* [Direction] Print each line of the listing once more, precisely as given.
++++++
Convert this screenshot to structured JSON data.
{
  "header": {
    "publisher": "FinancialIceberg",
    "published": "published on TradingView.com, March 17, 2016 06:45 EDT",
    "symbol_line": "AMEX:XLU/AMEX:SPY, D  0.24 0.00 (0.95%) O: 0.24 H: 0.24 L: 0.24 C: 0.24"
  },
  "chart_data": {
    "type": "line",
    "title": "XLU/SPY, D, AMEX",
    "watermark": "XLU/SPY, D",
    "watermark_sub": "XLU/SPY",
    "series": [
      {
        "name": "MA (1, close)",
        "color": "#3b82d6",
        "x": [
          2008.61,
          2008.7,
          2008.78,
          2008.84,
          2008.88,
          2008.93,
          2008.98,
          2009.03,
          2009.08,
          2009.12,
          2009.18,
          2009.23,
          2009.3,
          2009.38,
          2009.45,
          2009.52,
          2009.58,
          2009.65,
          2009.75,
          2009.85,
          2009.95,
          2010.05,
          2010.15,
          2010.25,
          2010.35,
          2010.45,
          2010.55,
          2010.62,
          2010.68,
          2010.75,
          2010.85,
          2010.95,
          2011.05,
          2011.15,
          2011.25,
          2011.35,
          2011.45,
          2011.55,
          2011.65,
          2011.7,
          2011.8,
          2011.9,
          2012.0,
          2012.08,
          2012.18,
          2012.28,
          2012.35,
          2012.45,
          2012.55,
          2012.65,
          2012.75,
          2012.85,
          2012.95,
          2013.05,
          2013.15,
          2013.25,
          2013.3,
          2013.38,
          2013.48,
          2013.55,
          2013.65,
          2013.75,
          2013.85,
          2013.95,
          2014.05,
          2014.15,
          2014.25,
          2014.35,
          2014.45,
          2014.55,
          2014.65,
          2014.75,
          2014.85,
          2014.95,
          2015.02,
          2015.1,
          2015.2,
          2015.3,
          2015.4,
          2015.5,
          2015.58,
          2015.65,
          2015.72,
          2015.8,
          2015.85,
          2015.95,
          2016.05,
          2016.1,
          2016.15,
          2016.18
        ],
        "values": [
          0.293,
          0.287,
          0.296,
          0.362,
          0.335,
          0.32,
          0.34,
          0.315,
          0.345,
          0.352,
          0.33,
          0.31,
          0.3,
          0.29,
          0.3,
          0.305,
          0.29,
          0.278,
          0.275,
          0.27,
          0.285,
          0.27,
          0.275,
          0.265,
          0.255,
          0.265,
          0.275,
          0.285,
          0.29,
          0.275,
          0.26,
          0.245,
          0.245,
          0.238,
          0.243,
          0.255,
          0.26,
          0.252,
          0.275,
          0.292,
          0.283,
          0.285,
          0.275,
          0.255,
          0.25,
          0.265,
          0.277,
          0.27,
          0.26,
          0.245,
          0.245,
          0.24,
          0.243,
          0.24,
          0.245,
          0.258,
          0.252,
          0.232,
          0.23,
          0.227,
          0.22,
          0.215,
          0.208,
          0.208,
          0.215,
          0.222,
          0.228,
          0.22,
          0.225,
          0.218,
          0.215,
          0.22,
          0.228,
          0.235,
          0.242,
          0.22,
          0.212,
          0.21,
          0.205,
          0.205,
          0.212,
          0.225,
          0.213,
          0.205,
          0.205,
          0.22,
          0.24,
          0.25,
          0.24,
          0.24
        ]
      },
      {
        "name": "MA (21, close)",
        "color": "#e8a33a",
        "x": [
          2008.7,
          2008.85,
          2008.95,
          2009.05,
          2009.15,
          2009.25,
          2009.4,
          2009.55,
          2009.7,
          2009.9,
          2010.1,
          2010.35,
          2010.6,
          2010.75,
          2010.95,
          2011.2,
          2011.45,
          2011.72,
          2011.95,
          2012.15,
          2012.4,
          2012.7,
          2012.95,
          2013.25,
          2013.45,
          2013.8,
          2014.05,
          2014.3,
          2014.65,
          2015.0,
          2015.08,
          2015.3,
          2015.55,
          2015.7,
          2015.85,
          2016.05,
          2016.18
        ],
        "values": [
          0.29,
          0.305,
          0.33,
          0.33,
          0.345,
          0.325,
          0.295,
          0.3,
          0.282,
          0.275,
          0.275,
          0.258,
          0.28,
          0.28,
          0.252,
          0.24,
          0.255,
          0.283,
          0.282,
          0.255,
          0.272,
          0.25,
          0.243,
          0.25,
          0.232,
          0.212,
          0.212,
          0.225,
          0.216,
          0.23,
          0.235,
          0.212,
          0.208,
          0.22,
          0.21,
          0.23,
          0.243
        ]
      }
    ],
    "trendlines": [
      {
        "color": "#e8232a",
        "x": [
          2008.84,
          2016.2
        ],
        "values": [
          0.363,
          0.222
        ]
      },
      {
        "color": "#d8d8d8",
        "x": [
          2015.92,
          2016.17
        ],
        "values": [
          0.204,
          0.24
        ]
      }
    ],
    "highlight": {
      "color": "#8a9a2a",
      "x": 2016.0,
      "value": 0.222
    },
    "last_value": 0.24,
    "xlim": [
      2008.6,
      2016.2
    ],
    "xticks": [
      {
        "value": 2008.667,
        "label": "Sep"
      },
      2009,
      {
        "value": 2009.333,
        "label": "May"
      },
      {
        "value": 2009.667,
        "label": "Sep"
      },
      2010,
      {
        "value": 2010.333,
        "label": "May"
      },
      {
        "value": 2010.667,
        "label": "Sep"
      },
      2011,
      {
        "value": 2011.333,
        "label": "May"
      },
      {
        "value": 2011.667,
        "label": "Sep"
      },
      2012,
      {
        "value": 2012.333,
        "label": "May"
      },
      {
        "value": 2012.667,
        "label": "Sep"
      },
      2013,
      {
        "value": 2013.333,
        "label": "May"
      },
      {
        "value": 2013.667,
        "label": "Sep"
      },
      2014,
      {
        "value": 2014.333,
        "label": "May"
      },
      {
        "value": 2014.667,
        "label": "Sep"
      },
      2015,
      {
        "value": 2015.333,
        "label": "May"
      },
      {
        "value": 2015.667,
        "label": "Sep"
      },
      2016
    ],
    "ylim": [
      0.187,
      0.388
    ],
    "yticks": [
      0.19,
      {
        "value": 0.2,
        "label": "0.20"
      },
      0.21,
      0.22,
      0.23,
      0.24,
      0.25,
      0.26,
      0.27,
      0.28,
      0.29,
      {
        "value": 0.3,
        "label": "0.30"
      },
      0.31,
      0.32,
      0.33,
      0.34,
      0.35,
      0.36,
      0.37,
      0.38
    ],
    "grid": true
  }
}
++++++
* [Correct response]
Convert this screenshot to structured JSON data.
{
  "header": {
    "publisher": "FinancialIceberg",
    "published": "published on TradingView.com, March 17, 2016 06:45 EDT",
    "symbol_line": "AMEX:XLU/AMEX:SPY, D  0.24 0.00 (0.95%) O: 0.24 H: 0.24 L: 0.24 C: 0.24"
  },
  "chart_data": {
    "type": "line",
    "title": "XLU/SPY, D, AMEX",
    "watermark": "XLU/SPY, D",
    "watermark_sub": "XLU/SPY",
    "series": [
      {
        "name": "MA (1, close)",
        "color": "#3b82d6",
        "x": [
          2008.61,
          2008.7,
          2008.78,
          2008.84,
          2008.88,
          2008.93,
          2008.98,
          2009.03,
          2009.08,
          2009.12,
          2009.18,
          2009.23,
          2009.3,
          2009.38,
          2009.45,
          2009.52,
          2009.58,
          2009.65,
          2009.75,
          2009.85,
          2009.95,
          2010.05,
          2010.15,
          2010.25,
          2010.35,
          2010.45,
          2010.55,
          2010.62,
          2010.68,
          2010.75,
          2010.85,
          2010.95,
          2011.05,
          2011.15,
          2011.25,
          2011.35,
          2011.45,
          2011.55,
          2011.65,
          2011.7,
          2011.8,
          2011.9,
          2012.0,
          2012.08,
          2012.18,
          2012.28,
          2012.35,
          2012.45,
          2012.55,
          2012.65,
          2012.75,
          2012.85,
          2012.95,
          2013.05,
          2013.15,
          2013.25,
          2013.3,
          2013.38,
          2013.48,
          2013.55,
          2013.65,
          2013.75,
          2013.85,
          2013.95,
          2014.05,
          2014.15,
          2014.25,
          2014.35,
          2014.45,
          2014.55,
          2014.65,
          2014.75,
          2014.85,
          2014.95,
          2015.02,
          2015.1,
          2015.2,
          2015.3,
          2015.4,
          2015.5,
          2015.58,
          2015.65,
          2015.72,
          2015.8,
          2015.85,
          2015.95,
          2016.05,
          2016.1,
          2016.15,
          2016.18
        ],
        "values": [
          0.293,
          0.287,
          0.296,
          0.362,
          0.335,
          0.32,
          0.34,
          0.315,
          0.345,
          0.352,
          0.33,
          0.31,
          0.3,
          0.29,
          0.3,
          0.305,
          0.29,
          0.278,
          0.275,
          0.27,
          0.285,
          0.27,
          0.275,
          0.265,
          0.255,
          0.265,
          0.275,
          0.285,
          0.29,
          0.275,
          0.26,
          0.245,
          0.245,
          0.238,
          0.243,
          0.255,
          0.26,
          0.252,
          0.275,
          0.292,
          0.283,
          0.285,
          0.275,
          0.255,
          0.25,
          0.265,
          0.277,
          0.27,
          0.26,
          0.245,
          0.245,
          0.24,
          0.243,
          0.24,
          0.245,
          0.258,
          0.252,
          0.232,
          0.23,
          0.227,
          0.22,
          0.215,
          0.208,
          0.208,
          0.215,
          0.222,
          0.228,
          0.22,
          0.225,
          0.218,
          0.215,
          0.22,
          0.228,
          0.235,
          0.242,
          0.22,
          0.212,
          0.21,
          0.205,
          0.205,
          0.212,
          0.225,
          0.213,
          0.205,
          0.205,
          0.22,
          0.24,
          0.25,
          0.24,
          0.24
        ]
      },
      {
        "name": "MA (21, close)",
        "color": "#e8a33a",
        "x": [
          2008.7,
          2008.85,
          2008.95,
          2009.05,
          2009.15,
          2009.25,
          2009.4,
          2009.55,
          2009.7,
          2009.9,
          2010.1,
          2010.35,
          2010.6,
          2010.75,
          2010.95,
          2011.2,
          2011.45,
          2011.72,
          2011.95,
          2012.15,
          2012.4,
          2012.7,
          2012.95,
          2013.25,
          2013.45,
          2013.8,
          2014.05,
          2014.3,
          2014.65,
          2015.0,
          2015.08,
          2015.3,
          2015.55,
          2015.7,
          2015.85,
          2016.05,
          2016.18
        ],
        "values": [
          0.29,
          0.305,
          0.33,
          0.33,
          0.345,
          0.325,
          0.295,
          0.3,
          0.282,
          0.275,
          0.275,
          0.258,
          0.28,
          0.28,
          0.252,
          0.24,
          0.255,
          0.283,
          0.282,
          0.255,
          0.272,
          0.25,
          0.243,
          0.25,
          0.232,
          0.212,
          0.212,
          0.225,
          0.216,
          0.23,
          0.235,
          0.212,
          0.208,
          0.22,
          0.21,
          0.23,
          0.243
        ]
      }
    ],
    "trendlines": [
      {
        "color": "#e8232a",
        "x": [
          2008.84,
          2016.2
        ],
        "values": [
          0.363,
          0.222
        ]
      },
      {
        "color": "#d8d8d8",
        "x": [
          2015.92,
          2016.17
        ],
        "values": [
          0.204,
          0.24
        ]
      }
    ],
    "highlight": {
      "color": "#8a9a2a",
      "x": 2016.0,
      "value": 0.222
    },
    "last_value": 0.24,
    "xlim": [
      2008.6,
      2016.2
    ],
    "xticks": [
      {
        "value": 2008.667,
        "label": "Sep"
      },
      2009,
      {
        "value": 2009.333,
        "label": "May"
      },
      {
        "value": 2009.667,
        "label": "Sep"
      },
      2010,
      {
        "value": 2010.333,
        "label": "May"
      },
      {
        "value": 2010.667,
        "label": "Sep"
      },
      2011,
      {
        "value": 2011.333,
        "label": "May"
      },
      {
        "value": 2011.667,
        "label": "Sep"
      },
      2012,
      {
        "value": 2012.333,
        "label": "May"
      },
      {
        "value": 2012.667,
        "label": "Sep"
      },
      2013,
      {
        "value": 2013.333,
        "label": "May"
      },
      {
        "value": 2013.667,
        "label": "Sep"
      },
      2014,
      {
        "value": 2014.333,
        "label": "May"
      },
      {
        "value": 2014.667,
        "label": "Sep"
      },
      2015,
      {
        "value": 2015.333,
        "label": "May"
      },
      {
        "value": 2015.667,
        "label": "Sep"
      },
      2016
    ],
    "ylim": [
      0.187,
      0.388
    ],
    "yticks": [
      0.19,
      {
        "value": 0.2,
        "label": "0.20"
      },
      0.21,
      0.22,
      0.23,
      0.24,
      0.25,
      0.26,
      0.27,
      0.28,
      0.29,
      {
        "value": 0.3,
        "label": "0.30"
      },
      0.31,
      0.32,
      0.33,
      0.34,
      0.35,
      0.36,
      0.37,
      0.38
    ],
    "grid": true
  }
}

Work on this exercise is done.